> MATERIAL SUPPLIED:

+---+

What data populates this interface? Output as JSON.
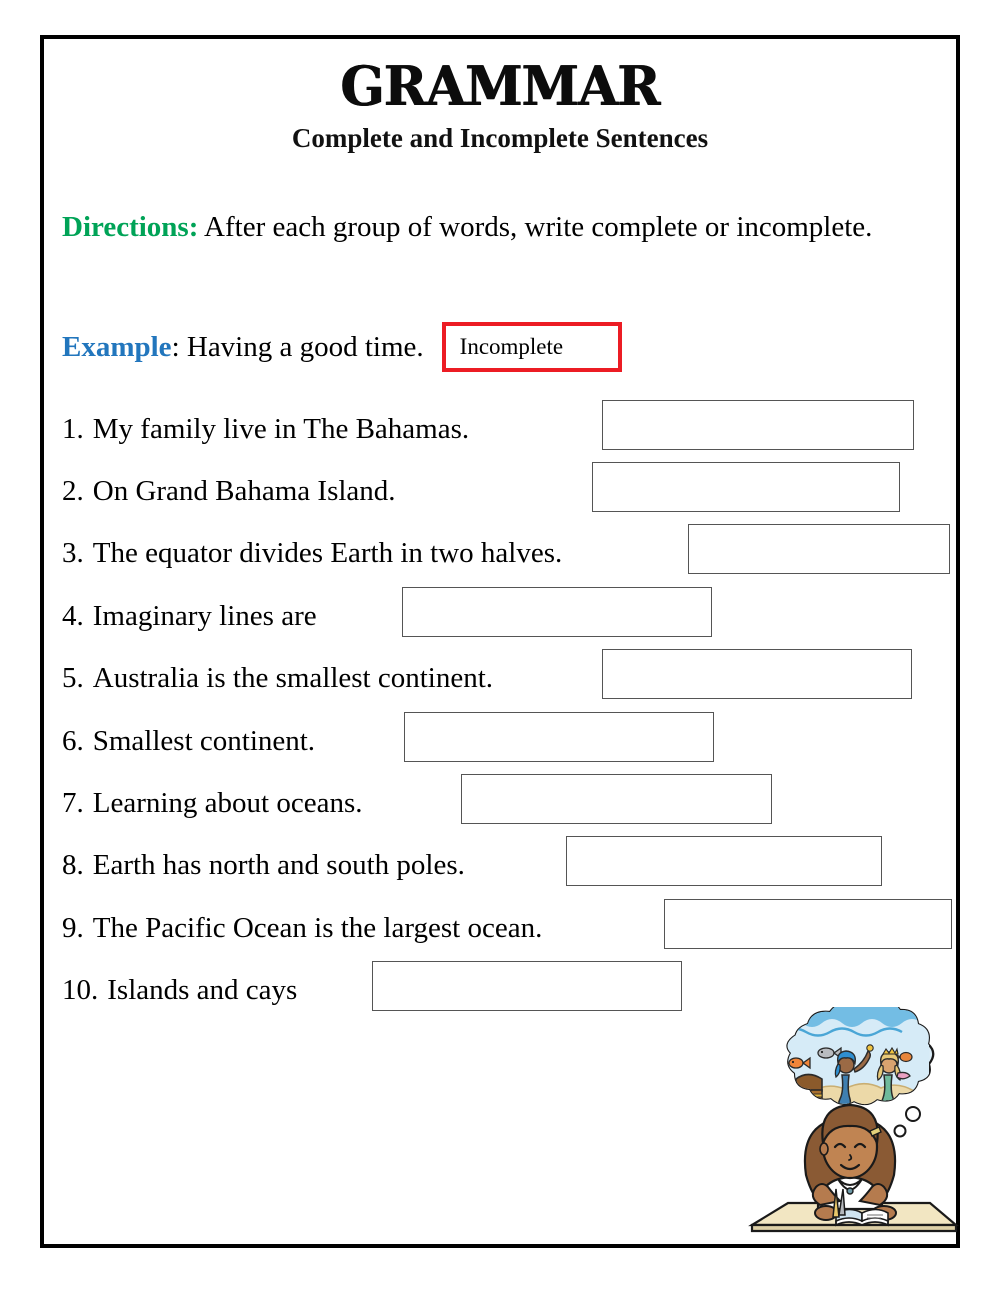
{
  "page": {
    "title": "GRAMMAR",
    "subtitle": "Complete and Incomplete Sentences"
  },
  "directions": {
    "label": "Directions:",
    "text": " After each group of words, write complete or incomplete.",
    "label_color": "#00a357"
  },
  "example": {
    "label": "Example",
    "text": ": Having a good time.",
    "answer": "Incomplete",
    "label_color": "#2276bd",
    "box_border_color": "#ec1c24"
  },
  "questions": [
    {
      "number": "1.",
      "text": "My family live in The Bahamas.",
      "answer": ""
    },
    {
      "number": "2.",
      "text": "On Grand Bahama Island.",
      "answer": ""
    },
    {
      "number": "3.",
      "text": "The equator divides Earth in two halves.",
      "answer": ""
    },
    {
      "number": "4.",
      "text": "Imaginary lines are",
      "answer": ""
    },
    {
      "number": "5.",
      "text": "Australia is the smallest continent.",
      "answer": ""
    },
    {
      "number": "6.",
      "text": "Smallest continent.",
      "answer": ""
    },
    {
      "number": "7.",
      "text": "Learning about oceans.",
      "answer": ""
    },
    {
      "number": "8.",
      "text": "Earth has north and south poles.",
      "answer": ""
    },
    {
      "number": "9.",
      "text": "The Pacific Ocean is the largest ocean.",
      "answer": ""
    },
    {
      "number": "10.",
      "text": "Islands and cays",
      "answer": ""
    }
  ],
  "illustration": {
    "name": "girl-daydreaming-about-mermaids",
    "description": "A girl writing at a desk with a thought bubble showing an underwater scene with two mermaids, a treasure chest and a fish."
  }
}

+---+

> OBJECTIVE: Show the lines of the records that include the string "about".

> ANSWER BELOW:
      "text": "Learning about oceans.",
    "name": "girl-daydreaming-about-mermaids",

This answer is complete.